## PROVIDED DATA:
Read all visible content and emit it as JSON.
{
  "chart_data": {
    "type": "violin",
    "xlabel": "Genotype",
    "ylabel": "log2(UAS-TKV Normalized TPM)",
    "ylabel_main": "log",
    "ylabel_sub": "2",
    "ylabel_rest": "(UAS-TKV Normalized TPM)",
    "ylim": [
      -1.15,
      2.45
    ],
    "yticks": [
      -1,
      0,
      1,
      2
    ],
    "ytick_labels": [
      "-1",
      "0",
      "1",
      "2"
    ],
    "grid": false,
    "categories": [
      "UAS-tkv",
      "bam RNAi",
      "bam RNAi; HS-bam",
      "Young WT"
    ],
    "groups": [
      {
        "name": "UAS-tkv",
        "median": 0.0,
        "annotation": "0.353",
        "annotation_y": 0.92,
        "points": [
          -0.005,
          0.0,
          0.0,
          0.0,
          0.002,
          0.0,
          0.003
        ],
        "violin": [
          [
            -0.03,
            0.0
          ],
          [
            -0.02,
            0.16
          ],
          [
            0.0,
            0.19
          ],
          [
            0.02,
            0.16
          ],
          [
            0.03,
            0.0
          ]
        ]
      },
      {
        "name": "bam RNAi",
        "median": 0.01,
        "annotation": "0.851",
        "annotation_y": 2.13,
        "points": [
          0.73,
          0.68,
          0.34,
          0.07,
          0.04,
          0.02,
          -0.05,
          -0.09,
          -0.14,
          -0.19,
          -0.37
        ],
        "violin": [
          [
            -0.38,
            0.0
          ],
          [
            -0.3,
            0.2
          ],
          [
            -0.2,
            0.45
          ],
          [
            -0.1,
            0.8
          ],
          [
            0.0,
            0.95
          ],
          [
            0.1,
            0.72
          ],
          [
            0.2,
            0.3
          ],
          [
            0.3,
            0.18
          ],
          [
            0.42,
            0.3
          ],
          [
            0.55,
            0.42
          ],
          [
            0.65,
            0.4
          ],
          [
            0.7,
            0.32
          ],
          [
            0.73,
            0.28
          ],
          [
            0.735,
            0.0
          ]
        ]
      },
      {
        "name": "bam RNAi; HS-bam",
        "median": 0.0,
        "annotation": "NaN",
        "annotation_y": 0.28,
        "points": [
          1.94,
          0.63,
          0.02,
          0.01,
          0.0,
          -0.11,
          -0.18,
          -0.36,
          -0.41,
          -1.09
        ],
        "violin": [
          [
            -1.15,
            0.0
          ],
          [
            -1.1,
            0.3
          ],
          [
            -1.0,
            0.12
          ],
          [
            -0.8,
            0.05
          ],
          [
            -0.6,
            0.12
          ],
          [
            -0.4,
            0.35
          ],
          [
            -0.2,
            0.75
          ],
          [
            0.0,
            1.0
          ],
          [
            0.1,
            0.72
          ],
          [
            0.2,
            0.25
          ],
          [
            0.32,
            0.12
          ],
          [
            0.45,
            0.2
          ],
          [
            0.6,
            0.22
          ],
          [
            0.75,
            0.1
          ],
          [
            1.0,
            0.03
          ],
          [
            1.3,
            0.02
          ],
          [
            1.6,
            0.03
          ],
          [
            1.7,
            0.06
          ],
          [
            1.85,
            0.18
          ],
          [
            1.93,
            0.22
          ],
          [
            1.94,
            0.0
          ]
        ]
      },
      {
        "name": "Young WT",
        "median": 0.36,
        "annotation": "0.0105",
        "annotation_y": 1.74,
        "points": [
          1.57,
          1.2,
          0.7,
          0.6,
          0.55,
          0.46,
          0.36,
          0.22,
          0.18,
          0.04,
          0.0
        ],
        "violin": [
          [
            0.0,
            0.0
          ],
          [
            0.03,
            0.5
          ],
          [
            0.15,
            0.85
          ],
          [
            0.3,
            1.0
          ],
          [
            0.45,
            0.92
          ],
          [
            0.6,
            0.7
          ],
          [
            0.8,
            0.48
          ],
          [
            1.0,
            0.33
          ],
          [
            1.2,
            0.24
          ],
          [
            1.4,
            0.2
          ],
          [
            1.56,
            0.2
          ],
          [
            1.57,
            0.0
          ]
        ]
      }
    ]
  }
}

## THE TASK:
Pick out the lines that have the word "median". Copy them all.

## COMPLETE OUTPUT:
        "median": 0.0,
        "median": 0.01,
        "median": 0.0,
        "median": 0.36,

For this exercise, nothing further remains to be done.